What this task involves =>
Copy the material below line for line, with every character and bounding-box number unchanged.
○ ○ ○ ○ ○
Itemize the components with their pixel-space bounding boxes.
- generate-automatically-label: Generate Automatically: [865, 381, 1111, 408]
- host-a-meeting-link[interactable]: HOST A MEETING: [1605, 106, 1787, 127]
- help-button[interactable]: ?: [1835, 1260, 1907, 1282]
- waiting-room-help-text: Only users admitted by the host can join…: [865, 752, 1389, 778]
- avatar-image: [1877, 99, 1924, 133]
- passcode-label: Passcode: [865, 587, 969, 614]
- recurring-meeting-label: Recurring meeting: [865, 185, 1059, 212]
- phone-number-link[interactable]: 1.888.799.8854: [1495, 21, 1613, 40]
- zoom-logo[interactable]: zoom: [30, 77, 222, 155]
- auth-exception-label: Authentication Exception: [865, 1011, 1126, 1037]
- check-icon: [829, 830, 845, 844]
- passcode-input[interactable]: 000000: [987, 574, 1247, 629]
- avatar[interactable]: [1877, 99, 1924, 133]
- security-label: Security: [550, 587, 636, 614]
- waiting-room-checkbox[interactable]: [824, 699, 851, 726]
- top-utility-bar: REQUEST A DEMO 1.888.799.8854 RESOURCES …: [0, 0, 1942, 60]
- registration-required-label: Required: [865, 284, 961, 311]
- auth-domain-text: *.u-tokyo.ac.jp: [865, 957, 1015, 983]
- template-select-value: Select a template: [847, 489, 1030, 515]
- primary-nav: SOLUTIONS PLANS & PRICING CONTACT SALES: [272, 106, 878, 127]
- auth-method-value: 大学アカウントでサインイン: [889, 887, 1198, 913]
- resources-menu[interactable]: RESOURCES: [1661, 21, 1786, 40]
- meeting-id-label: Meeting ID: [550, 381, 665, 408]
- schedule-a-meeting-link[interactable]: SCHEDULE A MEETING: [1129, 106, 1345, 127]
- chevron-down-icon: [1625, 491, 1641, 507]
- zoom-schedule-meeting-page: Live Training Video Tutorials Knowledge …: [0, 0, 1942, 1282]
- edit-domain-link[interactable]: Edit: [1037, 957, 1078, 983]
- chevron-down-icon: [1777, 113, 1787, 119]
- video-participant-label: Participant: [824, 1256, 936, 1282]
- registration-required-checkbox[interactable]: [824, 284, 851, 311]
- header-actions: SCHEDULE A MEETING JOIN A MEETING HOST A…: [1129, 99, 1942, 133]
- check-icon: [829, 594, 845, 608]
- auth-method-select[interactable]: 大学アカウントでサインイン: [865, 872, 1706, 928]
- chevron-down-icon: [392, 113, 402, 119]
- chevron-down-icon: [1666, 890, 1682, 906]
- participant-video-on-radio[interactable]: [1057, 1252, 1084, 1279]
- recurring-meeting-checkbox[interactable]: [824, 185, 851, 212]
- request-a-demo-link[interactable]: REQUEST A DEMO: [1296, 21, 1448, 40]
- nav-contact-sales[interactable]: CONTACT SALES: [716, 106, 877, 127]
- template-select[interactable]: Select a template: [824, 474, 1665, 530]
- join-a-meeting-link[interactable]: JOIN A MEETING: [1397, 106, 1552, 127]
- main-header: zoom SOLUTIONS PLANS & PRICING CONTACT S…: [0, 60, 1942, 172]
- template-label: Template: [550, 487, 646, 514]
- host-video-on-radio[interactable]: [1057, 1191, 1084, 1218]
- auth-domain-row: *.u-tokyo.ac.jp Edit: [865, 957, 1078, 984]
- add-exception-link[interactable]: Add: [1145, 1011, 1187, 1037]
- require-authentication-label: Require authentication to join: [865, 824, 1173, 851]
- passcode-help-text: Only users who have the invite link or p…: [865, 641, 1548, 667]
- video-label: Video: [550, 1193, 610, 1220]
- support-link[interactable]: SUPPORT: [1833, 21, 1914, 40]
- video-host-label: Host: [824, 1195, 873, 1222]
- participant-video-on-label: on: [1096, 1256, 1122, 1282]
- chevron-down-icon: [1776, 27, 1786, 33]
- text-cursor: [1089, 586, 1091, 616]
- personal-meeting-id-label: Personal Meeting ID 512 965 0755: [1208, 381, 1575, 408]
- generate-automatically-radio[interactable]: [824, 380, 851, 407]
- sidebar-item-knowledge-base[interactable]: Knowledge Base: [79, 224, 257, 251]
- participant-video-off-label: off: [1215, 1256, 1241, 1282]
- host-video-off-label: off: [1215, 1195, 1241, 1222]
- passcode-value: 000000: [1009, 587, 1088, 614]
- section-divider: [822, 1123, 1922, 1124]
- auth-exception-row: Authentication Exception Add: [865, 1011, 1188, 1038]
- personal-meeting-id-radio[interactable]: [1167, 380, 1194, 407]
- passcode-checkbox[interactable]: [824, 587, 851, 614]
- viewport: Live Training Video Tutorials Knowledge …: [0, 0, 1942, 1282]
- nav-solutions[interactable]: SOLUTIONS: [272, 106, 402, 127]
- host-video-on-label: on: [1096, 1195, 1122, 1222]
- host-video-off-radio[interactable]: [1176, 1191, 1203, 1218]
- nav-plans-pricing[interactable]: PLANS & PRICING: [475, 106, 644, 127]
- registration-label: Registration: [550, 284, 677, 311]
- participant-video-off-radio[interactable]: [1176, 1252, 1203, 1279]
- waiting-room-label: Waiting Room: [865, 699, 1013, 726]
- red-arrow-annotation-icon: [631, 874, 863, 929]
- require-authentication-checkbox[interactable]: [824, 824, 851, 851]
○ ○ ○ ○ ○
Task solution =>
Itemize the components with their pixel-space bounding boxes.
- generate-automatically-label: Generate Automatically: [865, 381, 1111, 408]
- host-a-meeting-link[interactable]: HOST A MEETING: [1605, 106, 1787, 127]
- help-button[interactable]: ?: [1835, 1260, 1907, 1282]
- waiting-room-help-text: Only users admitted by the host can join…: [865, 752, 1389, 778]
- avatar-image: [1877, 99, 1924, 133]
- passcode-label: Passcode: [865, 587, 969, 614]
- recurring-meeting-label: Recurring meeting: [865, 185, 1059, 212]
- phone-number-link[interactable]: 1.888.799.8854: [1495, 21, 1613, 40]
- zoom-logo[interactable]: zoom: [30, 77, 222, 155]
- auth-exception-label: Authentication Exception: [865, 1011, 1126, 1037]
- check-icon: [829, 830, 845, 844]
- passcode-input[interactable]: 000000: [987, 574, 1247, 629]
- avatar[interactable]: [1877, 99, 1924, 133]
- security-label: Security: [550, 587, 636, 614]
- waiting-room-checkbox[interactable]: [824, 699, 851, 726]
- top-utility-bar: REQUEST A DEMO 1.888.799.8854 RESOURCES …: [0, 0, 1942, 60]
- registration-required-label: Required: [865, 284, 961, 311]
- auth-domain-text: *.u-tokyo.ac.jp: [865, 957, 1015, 983]
- template-select-value: Select a template: [847, 489, 1030, 515]
- primary-nav: SOLUTIONS PLANS & PRICING CONTACT SALES: [272, 106, 878, 127]
- auth-method-value: 大学アカウントでサインイン: [889, 887, 1198, 913]
- resources-menu[interactable]: RESOURCES: [1661, 21, 1786, 40]
- meeting-id-label: Meeting ID: [550, 381, 665, 408]
- schedule-a-meeting-link[interactable]: SCHEDULE A MEETING: [1129, 106, 1345, 127]
- chevron-down-icon: [1625, 491, 1641, 507]
- zoom-schedule-meeting-page: Live Training Video Tutorials Knowledge …: [0, 0, 1942, 1282]
- edit-domain-link[interactable]: Edit: [1037, 957, 1078, 983]
- chevron-down-icon: [1777, 113, 1787, 119]
- video-participant-label: Participant: [824, 1256, 936, 1282]
- registration-required-checkbox[interactable]: [824, 284, 851, 311]
- header-actions: SCHEDULE A MEETING JOIN A MEETING HOST A…: [1129, 99, 1942, 133]
- check-icon: [829, 594, 845, 608]
- auth-method-select[interactable]: 大学アカウントでサインイン: [865, 872, 1706, 928]
- chevron-down-icon: [392, 113, 402, 119]
- chevron-down-icon: [1666, 890, 1682, 906]
- participant-video-on-radio[interactable]: [1057, 1252, 1084, 1279]
- recurring-meeting-checkbox[interactable]: [824, 185, 851, 212]
- request-a-demo-link[interactable]: REQUEST A DEMO: [1296, 21, 1448, 40]
- nav-contact-sales[interactable]: CONTACT SALES: [716, 106, 877, 127]
- template-select[interactable]: Select a template: [824, 474, 1665, 530]
- join-a-meeting-link[interactable]: JOIN A MEETING: [1397, 106, 1552, 127]
- main-header: zoom SOLUTIONS PLANS & PRICING CONTACT S…: [0, 60, 1942, 172]
- template-label: Template: [550, 487, 646, 514]
- host-video-on-radio[interactable]: [1057, 1191, 1084, 1218]
- auth-domain-row: *.u-tokyo.ac.jp Edit: [865, 957, 1078, 984]
- add-exception-link[interactable]: Add: [1145, 1011, 1187, 1037]
- require-authentication-label: Require authentication to join: [865, 824, 1173, 851]
- passcode-help-text: Only users who have the invite link or p…: [865, 641, 1548, 667]
- video-label: Video: [550, 1193, 610, 1220]
- support-link[interactable]: SUPPORT: [1833, 21, 1914, 40]
- video-host-label: Host: [824, 1195, 873, 1222]
- participant-video-on-label: on: [1096, 1256, 1122, 1282]
- chevron-down-icon: [1776, 27, 1786, 33]
- text-cursor: [1089, 586, 1091, 616]
- personal-meeting-id-label: Personal Meeting ID 512 965 0755: [1208, 381, 1575, 408]
- generate-automatically-radio[interactable]: [824, 380, 851, 407]
- sidebar-item-knowledge-base[interactable]: Knowledge Base: [79, 224, 257, 251]
- participant-video-off-label: off: [1215, 1256, 1241, 1282]
- host-video-off-label: off: [1215, 1195, 1241, 1222]
- passcode-value: 000000: [1009, 587, 1088, 614]
- section-divider: [822, 1123, 1922, 1124]
- auth-exception-row: Authentication Exception Add: [865, 1011, 1188, 1038]
- personal-meeting-id-radio[interactable]: [1167, 380, 1194, 407]
- passcode-checkbox[interactable]: [824, 587, 851, 614]
- viewport: Live Training Video Tutorials Knowledge …: [0, 0, 1942, 1282]
- nav-solutions[interactable]: SOLUTIONS: [272, 106, 402, 127]
- host-video-on-label: on: [1096, 1195, 1122, 1222]
- host-video-off-radio[interactable]: [1176, 1191, 1203, 1218]
- nav-plans-pricing[interactable]: PLANS & PRICING: [475, 106, 644, 127]
- registration-label: Registration: [550, 284, 677, 311]
- participant-video-off-radio[interactable]: [1176, 1252, 1203, 1279]
- waiting-room-label: Waiting Room: [865, 699, 1013, 726]
- red-arrow-annotation-icon: [631, 874, 863, 929]
- require-authentication-checkbox[interactable]: [824, 824, 851, 851]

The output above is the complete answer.